Fonte:
Allora se la famiglia Bianco è il poeta che usa la tradizione per sconvolgere la tradizione, la famiglia D’Ambra è il poeta, che cerca tra le pieghe della nostra memoria la ricchezza della diverso, e ne fa arte.
Oggi a raccontarci dei suoi vini c’è Marina d’Ambra, figlia di Andrea che in azienda si occupa di commercio. Oggi no. Oggi ci presenta:
 
Ischia Biancolella 2016
Uve Biancolella 85%, Forastera, San Lunardo e Uva Rilla 15%
Colore giallo paglierino.
Al naso ha splendide note di frutta gialla matura. Pesca e mela golden in particolare. Poi arrivano i fiori, quelli gentili come la camelia e quelli di cespuglio, di macchia mediterranea.
Al palato è affilato, con una notevole mineralità. Ma non è che la giovane età. Deve ancora armonizzarsi. Ha stoffa raffinata, e col passare del tempo da buono diverrà buonissimo. Tornano le sensazioni provate al naso, con l’aggiunta di agrumi. Persistente e suadente.
 
Produttore La Crotta de Tanteun e Marietta
La Crotta de Tanteun e Marietta, che a breve cambierà nome in Tandeun e Marietta, nasce nel 2012. Quindi, delle tre aziende presenti oggi all’evento Young to Young è la più giovane. Eppure le loro radici affondano nelle vigne valdostane da generazioni. Tandeun e Marietta sono i bisnonni di Alessandra e Federico. Tandeun lascia in eredità la struttura dove oggi c’è fisicamente la cantina. Marietta, sempre in eredità, lascia una vigna al loro padre, con l’impegno di mantenere su quell’appezzamento la vite.
Le traiettorie che disegna la vita non sono sempre lineari, e così la vigna fu espiantata e i due fratelli fecero altre esperienze. Poi un giorno, forse stanchi di quello che avevano prima, forse curiosi di quello che si sarebbe potuto essere, decisero di volerci provare. Si unirono, sistemarono l’appezzamento, lo reimpiantarono e adeguarono la cantina. Cantina che ha le particolarità di essere nel centro di Aosta, e di ospitare al suo interno un antico mulino. Il mulino di Ressaz, durante i lavori di restauro saltò fuori così, quando nessuno era a conoscenza della sua presenza.

Righe di dati:
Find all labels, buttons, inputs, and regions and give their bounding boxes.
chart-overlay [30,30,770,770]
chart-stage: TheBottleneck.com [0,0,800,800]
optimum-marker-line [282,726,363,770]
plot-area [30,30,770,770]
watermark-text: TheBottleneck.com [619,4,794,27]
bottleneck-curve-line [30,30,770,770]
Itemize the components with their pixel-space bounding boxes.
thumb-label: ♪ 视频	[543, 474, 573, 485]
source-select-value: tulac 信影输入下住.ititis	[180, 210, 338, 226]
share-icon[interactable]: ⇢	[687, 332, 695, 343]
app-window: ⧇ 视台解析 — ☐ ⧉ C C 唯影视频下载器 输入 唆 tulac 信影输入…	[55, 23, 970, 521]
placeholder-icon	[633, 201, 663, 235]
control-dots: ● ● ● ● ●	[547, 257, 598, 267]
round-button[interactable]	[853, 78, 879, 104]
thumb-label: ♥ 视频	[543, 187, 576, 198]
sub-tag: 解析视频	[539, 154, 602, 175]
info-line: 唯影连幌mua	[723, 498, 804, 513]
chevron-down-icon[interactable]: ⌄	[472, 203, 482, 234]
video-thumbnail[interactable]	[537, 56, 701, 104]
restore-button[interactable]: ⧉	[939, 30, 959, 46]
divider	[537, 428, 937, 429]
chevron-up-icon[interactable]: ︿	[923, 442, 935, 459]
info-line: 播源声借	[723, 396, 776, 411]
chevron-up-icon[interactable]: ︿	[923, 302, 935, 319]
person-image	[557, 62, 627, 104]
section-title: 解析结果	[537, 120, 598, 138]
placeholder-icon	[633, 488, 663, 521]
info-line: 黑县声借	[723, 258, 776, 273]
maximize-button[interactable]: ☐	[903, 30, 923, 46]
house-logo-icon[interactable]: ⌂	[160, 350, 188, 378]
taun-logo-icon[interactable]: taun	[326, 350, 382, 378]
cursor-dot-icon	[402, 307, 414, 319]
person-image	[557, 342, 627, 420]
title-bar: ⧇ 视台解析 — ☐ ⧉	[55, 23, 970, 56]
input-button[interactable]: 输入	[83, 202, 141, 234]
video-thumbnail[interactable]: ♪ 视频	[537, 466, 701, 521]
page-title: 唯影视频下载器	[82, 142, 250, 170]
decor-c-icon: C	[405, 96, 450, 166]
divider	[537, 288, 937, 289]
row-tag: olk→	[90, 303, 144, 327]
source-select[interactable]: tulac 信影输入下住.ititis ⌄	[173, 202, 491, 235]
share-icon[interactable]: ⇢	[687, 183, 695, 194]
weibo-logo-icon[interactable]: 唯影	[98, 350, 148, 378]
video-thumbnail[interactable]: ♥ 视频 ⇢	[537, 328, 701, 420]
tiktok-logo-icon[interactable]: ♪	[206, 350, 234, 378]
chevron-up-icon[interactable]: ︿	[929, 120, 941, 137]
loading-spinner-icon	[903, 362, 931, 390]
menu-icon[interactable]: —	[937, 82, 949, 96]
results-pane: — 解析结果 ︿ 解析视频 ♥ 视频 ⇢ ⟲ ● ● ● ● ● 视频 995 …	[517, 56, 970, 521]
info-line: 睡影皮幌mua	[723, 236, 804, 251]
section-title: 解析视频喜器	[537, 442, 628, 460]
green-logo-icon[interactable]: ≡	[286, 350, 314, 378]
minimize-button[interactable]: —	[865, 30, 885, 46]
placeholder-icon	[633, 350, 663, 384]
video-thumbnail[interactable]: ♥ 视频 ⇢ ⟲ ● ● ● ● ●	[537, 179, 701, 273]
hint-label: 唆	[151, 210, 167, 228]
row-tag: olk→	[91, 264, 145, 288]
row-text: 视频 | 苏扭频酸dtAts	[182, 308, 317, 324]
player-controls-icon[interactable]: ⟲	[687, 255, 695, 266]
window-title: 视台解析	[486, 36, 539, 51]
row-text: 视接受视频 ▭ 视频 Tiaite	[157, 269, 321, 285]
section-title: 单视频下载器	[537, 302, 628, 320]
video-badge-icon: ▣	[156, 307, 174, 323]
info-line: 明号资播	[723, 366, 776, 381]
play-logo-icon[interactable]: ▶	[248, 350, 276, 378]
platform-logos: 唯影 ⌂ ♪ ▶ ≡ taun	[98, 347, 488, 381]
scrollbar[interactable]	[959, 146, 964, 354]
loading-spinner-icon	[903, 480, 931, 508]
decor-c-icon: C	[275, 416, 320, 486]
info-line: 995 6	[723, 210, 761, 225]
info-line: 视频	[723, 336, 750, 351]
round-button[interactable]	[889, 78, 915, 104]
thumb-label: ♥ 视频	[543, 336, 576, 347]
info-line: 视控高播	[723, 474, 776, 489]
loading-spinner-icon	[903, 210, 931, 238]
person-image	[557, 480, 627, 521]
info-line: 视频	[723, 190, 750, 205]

Serie di compiti:
1. Elenca tutte le uve che la fonte sui vini indica per l'Ischia Biancolella 2016.
2. Prosegui la fonte sui vini dopo l'ultima frase, quella sul mulino di Ressaz.

Risposte:
1. Biancolella, Forastera, San Lunardo, Uva Rilla

2.
Non si può negare il fascino di una storia, iniziata quattro generazioni prima, e riiniziata nel 2012. Come acqua, che scivola nel sottosuolo per chilometri, per poi all’improvviso riuscire.
Vallée d’Aoste Pinot Gris 2015
Colore giallo paglierino con evidenti tratti oro.
Al naso, ha i tratti agresti del vino sincero, con agrumi dal colore arancione, e fiori di campo. In realtà sono di macchia, come la ginestra. L’uva stessa, emerge tra gli altri.
Al palato ha materia ben definita. In sostanziale equilibrio tra morbidezze e durezze. A volerne citare una per parte, la cremosità dei poli-alcoli spiccano da un lato, e la pregevole mineralità dall’altro. Persiste con piacevolezza.
 
Produttore Cantina Mongioia
Santo Stefano Belbo è un piccolo paese in provincia di Cuneo. E’ il comune che ospita la cantina Mongioia. Prima del moscato di Maria e Riccardo Bianco, Santo Stefano Belbo, era celebre per aver dato i natali a Cesare Pavese, grandissimo scrittore e poeta del secolo scorso. Per la letteratura, Santo Stefano Belbo era molto di più di un luogo natio, era il ricordo ovattato e disincantato della sua infanzia. Fonte, pura e limpida, dove attingere ispirazione per gran parte delle sue opere. Il ricordo di vacanze estive trascorse senza pensieri. Era il luogo dell’immaginazione, della fantasia.
Maria e Riccardo Bianco non sono, che un altro modo di fare poesia. Perché la Poesia nasce dalla uomo, racconta l’uomo. Le sue passioni, i suoi timori, le sue speranze e la sua visione del mondo. Il vino è tutto questo. E’ la poesia della terra.
Come Pavese, Maria e Riccardo Bianco raccontano Santo Stefano Belbo, ma in un’altra maniera, con un altro linguaggio.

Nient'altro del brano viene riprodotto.